_Written problem:_ Each record that follows should be repeated exactly, minus any images.
## BEGIN Supplied data
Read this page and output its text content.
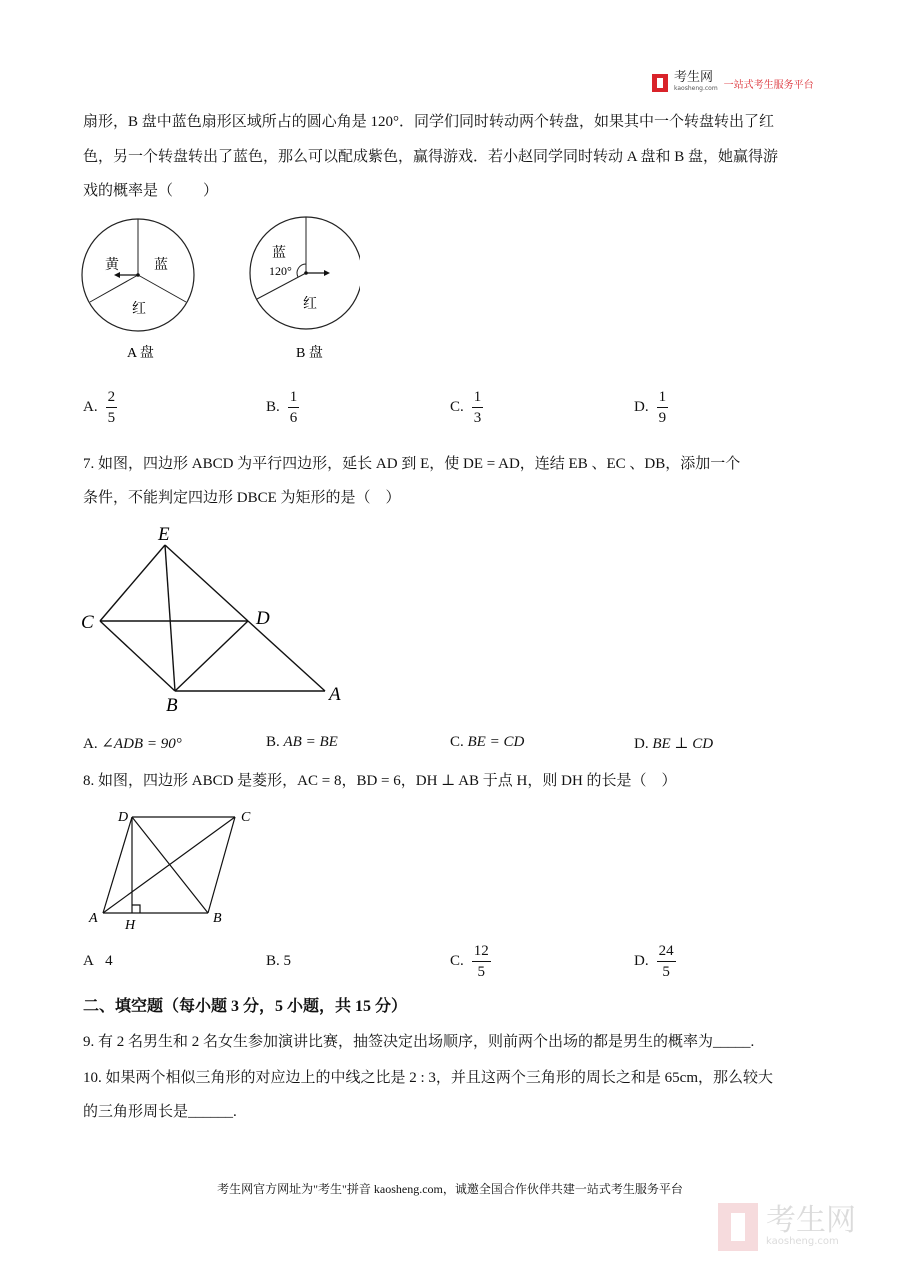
考生网
kaosheng.com 一站式考生服务平台
扇形，B 盘中蓝色扇形区域所占的圆心角是 120°．同学们同时转动两个转盘，如果其中一个转盘转出了红
色，另一个转盘转出了蓝色，那么可以配成紫色，赢得游戏．若小赵同学同时转动 A 盘和 B 盘，她赢得游
戏的概率是（　　）
黄	蓝
红
A 盘
蓝
120°
红
B 盘
A. $\frac{2}{5}$	B. $\frac{1}{6}$	C. $\frac{1}{3}$	D. $\frac{1}{9}$
7. 如图，四边形 ABCD 为平行四边形，延长 AD 到 E，使 DE = AD，连结 EB 、EC 、DB，添加一个
条件，不能判定四边形 DBCE 为矩形的是（　）
E
C	D
B
A
A. ∠ADB = 90°	B. AB = BE	C. BE = CD	D. BE ⊥ CD
8. 如图，四边形 ABCD 是菱形，AC = 8，BD = 6，DH ⊥ AB 于点 H，则 DH 的长是（　）
D	C
A	B
H
A 4	B. 5	C. $\frac{12}{5}$	D. $\frac{24}{5}$
二、填空题（每小题 3 分，5 小题，共 15 分）
9. 有 2 名男生和 2 名女生参加演讲比赛，抽签决定出场顺序，则前两个出场的都是男生的概率为_____.
10. 如果两个相似三角形的对应边上的中线之比是 2 : 3，并且这两个三角形的周长之和是 65cm，那么较大
的三角形周长是______.
考生网官方网址为"考生"拼音 kaosheng.com，诚邀全国合作伙伴共建一站式考生服务平台
考生网
kaosheng.com
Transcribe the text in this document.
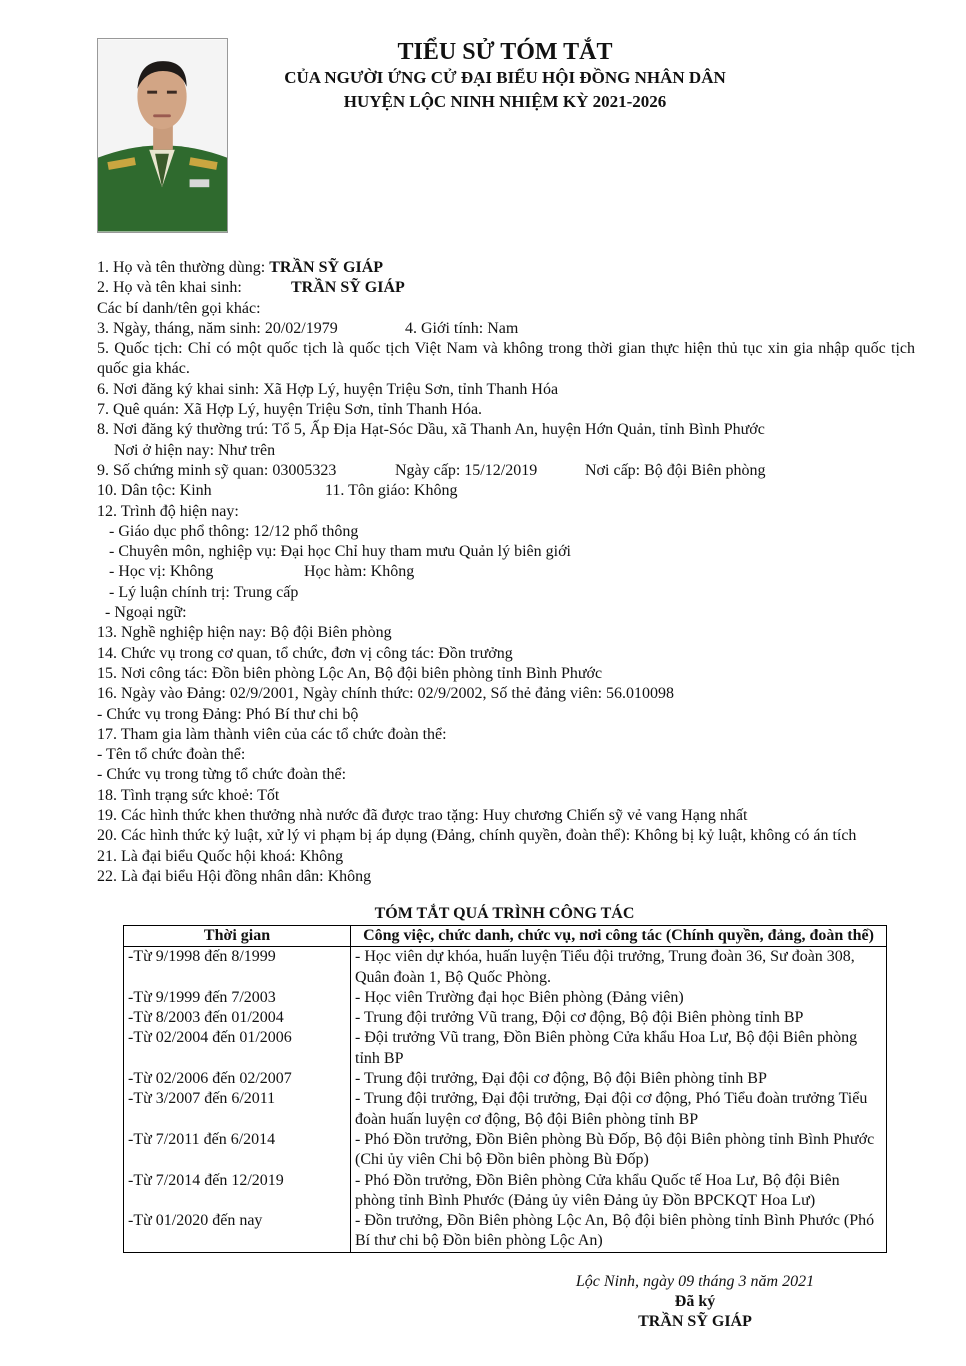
TIỂU SỬ TÓM TẮT
CỦA NGƯỜI ỨNG CỬ ĐẠI BIỂU HỘI ĐỒNG NHÂN DÂN
HUYỆN LỘC NINH NHIỆM KỲ 2021-2026
1. Họ và tên thường dùng: TRẦN SỸ GIÁP
2. Họ và tên khai sinh:	TRẦN SỸ GIÁP
Các bí danh/tên gọi khác:
3. Ngày, tháng, năm sinh: 20/02/1979	4. Giới tính: Nam
5. Quốc tịch: Chỉ có một quốc tịch là quốc tịch Việt Nam và không trong thời gian thực hiện thủ tục xin gia nhập quốc tịch quốc gia khác.
6. Nơi đăng ký khai sinh: Xã Hợp Lý, huyện Triệu Sơn, tỉnh Thanh Hóa
7. Quê quán: Xã Hợp Lý, huyện Triệu Sơn, tỉnh Thanh Hóa.
8. Nơi đăng ký thường trú: Tổ 5, Ấp Địa Hạt-Sóc Dầu, xã Thanh An, huyện Hớn Quản, tỉnh Bình Phước
Nơi ở hiện nay: Như trên
9. Số chứng minh sỹ quan: 03005323	Ngày cấp: 15/12/2019	Nơi cấp: Bộ đội Biên phòng
10. Dân tộc: Kinh	11. Tôn giáo: Không
12. Trình độ hiện nay:
- Giáo dục phổ thông: 12/12 phổ thông
- Chuyên môn, nghiệp vụ: Đại học Chỉ huy tham mưu Quản lý biên giới
- Học vị: Không	Học hàm: Không
- Lý luận chính trị: Trung cấp
- Ngoại ngữ:
13. Nghề nghiệp hiện nay: Bộ đội Biên phòng
14. Chức vụ trong cơ quan, tổ chức, đơn vị công tác: Đồn trưởng
15. Nơi công tác: Đồn biên phòng Lộc An, Bộ đội biên phòng tỉnh Bình Phước
16. Ngày vào Đảng: 02/9/2001, Ngày chính thức: 02/9/2002, Số thẻ đảng viên: 56.010098
- Chức vụ trong Đảng: Phó Bí thư chi bộ
17. Tham gia làm thành viên của các tổ chức đoàn thể:
- Tên tổ chức đoàn thể:
- Chức vụ trong từng tổ chức đoàn thể:
18. Tình trạng sức khoẻ: Tốt
19. Các hình thức khen thưởng nhà nước đã được trao tặng: Huy chương Chiến sỹ vẻ vang Hạng nhất
20. Các hình thức kỷ luật, xử lý vi phạm bị áp dụng (Đảng, chính quyền, đoàn thể): Không bị kỷ luật, không có án tích
21. Là đại biểu Quốc hội khoá: Không
22. Là đại biểu Hội đồng nhân dân: Không
TÓM TẮT QUÁ TRÌNH CÔNG TÁC
Thời gian	Công việc, chức danh, chức vụ, nơi công tác (Chính quyền, đảng, đoàn thể)
-Từ 9/1998 đến 8/1999	- Học viên dự khóa, huấn luyện Tiểu đội trưởng, Trung đoàn 36, Sư đoàn 308, Quân đoàn 1, Bộ Quốc Phòng.
-Từ 9/1999 đến 7/2003	- Học viên Trường đại học Biên phòng (Đảng viên)
-Từ 8/2003 đến 01/2004	- Trung đội trưởng Vũ trang, Đội cơ động, Bộ đội Biên phòng tỉnh BP
-Từ 02/2004 đến 01/2006	- Đội trưởng Vũ trang, Đồn Biên phòng Cửa khẩu Hoa Lư, Bộ đội Biên phòng tỉnh BP
-Từ 02/2006 đến 02/2007	- Trung đội trưởng, Đại đội cơ động, Bộ đội Biên phòng tỉnh BP
-Từ 3/2007 đến 6/2011	- Trung đội trưởng, Đại đội trưởng, Đại đội cơ động, Phó Tiểu đoàn trưởng Tiểu đoàn huấn luyện cơ động, Bộ đội Biên phòng tỉnh BP
-Từ 7/2011 đến 6/2014	- Phó Đồn trưởng, Đồn Biên phòng Bù Đốp, Bộ đội Biên phòng tỉnh Bình Phước (Chi ủy viên Chi bộ Đồn biên phòng Bù Đốp)
-Từ 7/2014 đến 12/2019	- Phó Đồn trưởng, Đồn Biên phòng Cửa khẩu Quốc tế Hoa Lư, Bộ đội Biên phòng tỉnh Bình Phước (Đảng ủy viên Đảng ủy Đồn BPCKQT Hoa Lư)
-Từ 01/2020 đến nay	- Đồn trưởng, Đồn Biên phòng Lộc An, Bộ đội biên phòng tỉnh Bình Phước (Phó Bí thư chi bộ Đồn biên phòng Lộc An)
Lộc Ninh, ngày 09 tháng 3 năm 2021
Đã ký
TRẦN SỸ GIÁP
## END Supplied data
_Problem solution:_
Read this page and output its text content.
考生网
kaosheng.com 一站式考生服务平台
扇形，B 盘中蓝色扇形区域所占的圆心角是 120°．同学们同时转动两个转盘，如果其中一个转盘转出了红
色，另一个转盘转出了蓝色，那么可以配成紫色，赢得游戏．若小赵同学同时转动 A 盘和 B 盘，她赢得游
戏的概率是（　　）
黄	蓝
红
A 盘
蓝
120°
红
B 盘
A. $\frac{2}{5}$	B. $\frac{1}{6}$	C. $\frac{1}{3}$	D. $\frac{1}{9}$
7. 如图，四边形 ABCD 为平行四边形，延长 AD 到 E，使 DE = AD，连结 EB 、EC 、DB，添加一个
条件，不能判定四边形 DBCE 为矩形的是（　）
E
C	D
B
A
A. ∠ADB = 90°	B. AB = BE	C. BE = CD	D. BE ⊥ CD
8. 如图，四边形 ABCD 是菱形，AC = 8，BD = 6，DH ⊥ AB 于点 H，则 DH 的长是（　）
D	C
A	B
H
A 4	B. 5	C. $\frac{12}{5}$	D. $\frac{24}{5}$
二、填空题（每小题 3 分，5 小题，共 15 分）
9. 有 2 名男生和 2 名女生参加演讲比赛，抽签决定出场顺序，则前两个出场的都是男生的概率为_____.
10. 如果两个相似三角形的对应边上的中线之比是 2 : 3，并且这两个三角形的周长之和是 65cm，那么较大
的三角形周长是______.
考生网官方网址为"考生"拼音 kaosheng.com，诚邀全国合作伙伴共建一站式考生服务平台
考生网
kaosheng.com
Transcribe the text in this document.
TIỂU SỬ TÓM TẮT
CỦA NGƯỜI ỨNG CỬ ĐẠI BIỂU HỘI ĐỒNG NHÂN DÂN
HUYỆN LỘC NINH NHIỆM KỲ 2021-2026
1. Họ và tên thường dùng: TRẦN SỸ GIÁP
2. Họ và tên khai sinh:	TRẦN SỸ GIÁP
Các bí danh/tên gọi khác:
3. Ngày, tháng, năm sinh: 20/02/1979	4. Giới tính: Nam
5. Quốc tịch: Chỉ có một quốc tịch là quốc tịch Việt Nam và không trong thời gian thực hiện thủ tục xin gia nhập quốc tịch quốc gia khác.
6. Nơi đăng ký khai sinh: Xã Hợp Lý, huyện Triệu Sơn, tỉnh Thanh Hóa
7. Quê quán: Xã Hợp Lý, huyện Triệu Sơn, tỉnh Thanh Hóa.
8. Nơi đăng ký thường trú: Tổ 5, Ấp Địa Hạt-Sóc Dầu, xã Thanh An, huyện Hớn Quản, tỉnh Bình Phước
Nơi ở hiện nay: Như trên
9. Số chứng minh sỹ quan: 03005323	Ngày cấp: 15/12/2019	Nơi cấp: Bộ đội Biên phòng
10. Dân tộc: Kinh	11. Tôn giáo: Không
12. Trình độ hiện nay:
- Giáo dục phổ thông: 12/12 phổ thông
- Chuyên môn, nghiệp vụ: Đại học Chỉ huy tham mưu Quản lý biên giới
- Học vị: Không	Học hàm: Không
- Lý luận chính trị: Trung cấp
- Ngoại ngữ:
13. Nghề nghiệp hiện nay: Bộ đội Biên phòng
14. Chức vụ trong cơ quan, tổ chức, đơn vị công tác: Đồn trưởng
15. Nơi công tác: Đồn biên phòng Lộc An, Bộ đội biên phòng tỉnh Bình Phước
16. Ngày vào Đảng: 02/9/2001, Ngày chính thức: 02/9/2002, Số thẻ đảng viên: 56.010098
- Chức vụ trong Đảng: Phó Bí thư chi bộ
17. Tham gia làm thành viên của các tổ chức đoàn thể:
- Tên tổ chức đoàn thể:
- Chức vụ trong từng tổ chức đoàn thể:
18. Tình trạng sức khoẻ: Tốt
19. Các hình thức khen thưởng nhà nước đã được trao tặng: Huy chương Chiến sỹ vẻ vang Hạng nhất
20. Các hình thức kỷ luật, xử lý vi phạm bị áp dụng (Đảng, chính quyền, đoàn thể): Không bị kỷ luật, không có án tích
21. Là đại biểu Quốc hội khoá: Không
22. Là đại biểu Hội đồng nhân dân: Không
TÓM TẮT QUÁ TRÌNH CÔNG TÁC
Thời gian	Công việc, chức danh, chức vụ, nơi công tác (Chính quyền, đảng, đoàn thể)
-Từ 9/1998 đến 8/1999	- Học viên dự khóa, huấn luyện Tiểu đội trưởng, Trung đoàn 36, Sư đoàn 308, Quân đoàn 1, Bộ Quốc Phòng.
-Từ 9/1999 đến 7/2003	- Học viên Trường đại học Biên phòng (Đảng viên)
-Từ 8/2003 đến 01/2004	- Trung đội trưởng Vũ trang, Đội cơ động, Bộ đội Biên phòng tỉnh BP
-Từ 02/2004 đến 01/2006	- Đội trưởng Vũ trang, Đồn Biên phòng Cửa khẩu Hoa Lư, Bộ đội Biên phòng tỉnh BP
-Từ 02/2006 đến 02/2007	- Trung đội trưởng, Đại đội cơ động, Bộ đội Biên phòng tỉnh BP
-Từ 3/2007 đến 6/2011	- Trung đội trưởng, Đại đội trưởng, Đại đội cơ động, Phó Tiểu đoàn trưởng Tiểu đoàn huấn luyện cơ động, Bộ đội Biên phòng tỉnh BP
-Từ 7/2011 đến 6/2014	- Phó Đồn trưởng, Đồn Biên phòng Bù Đốp, Bộ đội Biên phòng tỉnh Bình Phước (Chi ủy viên Chi bộ Đồn biên phòng Bù Đốp)
-Từ 7/2014 đến 12/2019	- Phó Đồn trưởng, Đồn Biên phòng Cửa khẩu Quốc tế Hoa Lư, Bộ đội Biên phòng tỉnh Bình Phước (Đảng ủy viên Đảng ủy Đồn BPCKQT Hoa Lư)
-Từ 01/2020 đến nay	- Đồn trưởng, Đồn Biên phòng Lộc An, Bộ đội biên phòng tỉnh Bình Phước (Phó Bí thư chi bộ Đồn biên phòng Lộc An)
Lộc Ninh, ngày 09 tháng 3 năm 2021
Đã ký
TRẦN SỸ GIÁP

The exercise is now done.